Set task: For each line below that includes the word "Loop", make a copy.
** Start of Source data **
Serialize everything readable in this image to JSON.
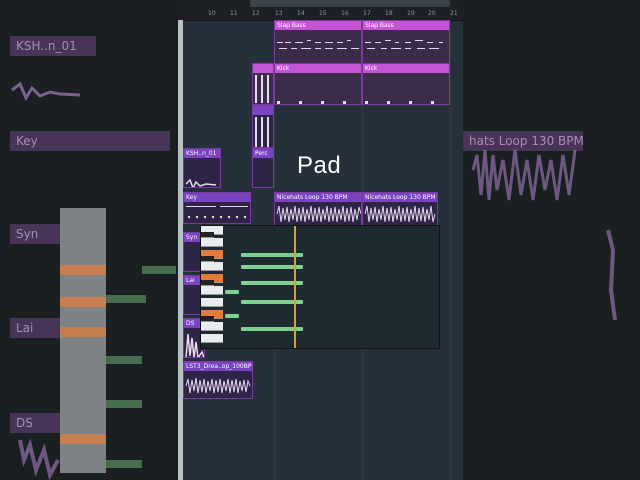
{
  "caption": "Pad",
  "ruler": {
    "numbers": [
      "10",
      "11",
      "12",
      "13",
      "14",
      "15",
      "16",
      "17",
      "18",
      "19",
      "20",
      "21"
    ]
  },
  "background_left": {
    "labels": [
      "KSH..n_01",
      "Key",
      "Syn",
      "Lai",
      "DS"
    ]
  },
  "background_right": {
    "labels": [
      "hats Loop 130 BPM"
    ]
  },
  "clips": {
    "slap_bass_1": "Slap Bass",
    "slap_bass_2": "Slap Bass",
    "kick_1": "Kick",
    "kick_2": "Kick",
    "ksh": "KSH..n_01",
    "perc": "Perc",
    "key": "Key",
    "nicehats_1": "Nicehats Loop 130 BPM",
    "nicehats_2": "Nicehats Loop 130 BPM",
    "syn": "Syn",
    "lai": "Lai",
    "ds": "DS",
    "lst": "LST3_Drea..op_100BPM"
  },
  "colors": {
    "pink": "#c456d6",
    "violet": "#7a43c0",
    "note": "#7fd08f",
    "playhead": "#c7a63a"
  }
}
** End of Source data **
Written reply:
      "hats Loop 130 BPM"
    "nicehats_1": "Nicehats Loop 130 BPM",
    "nicehats_2": "Nicehats Loop 130 BPM",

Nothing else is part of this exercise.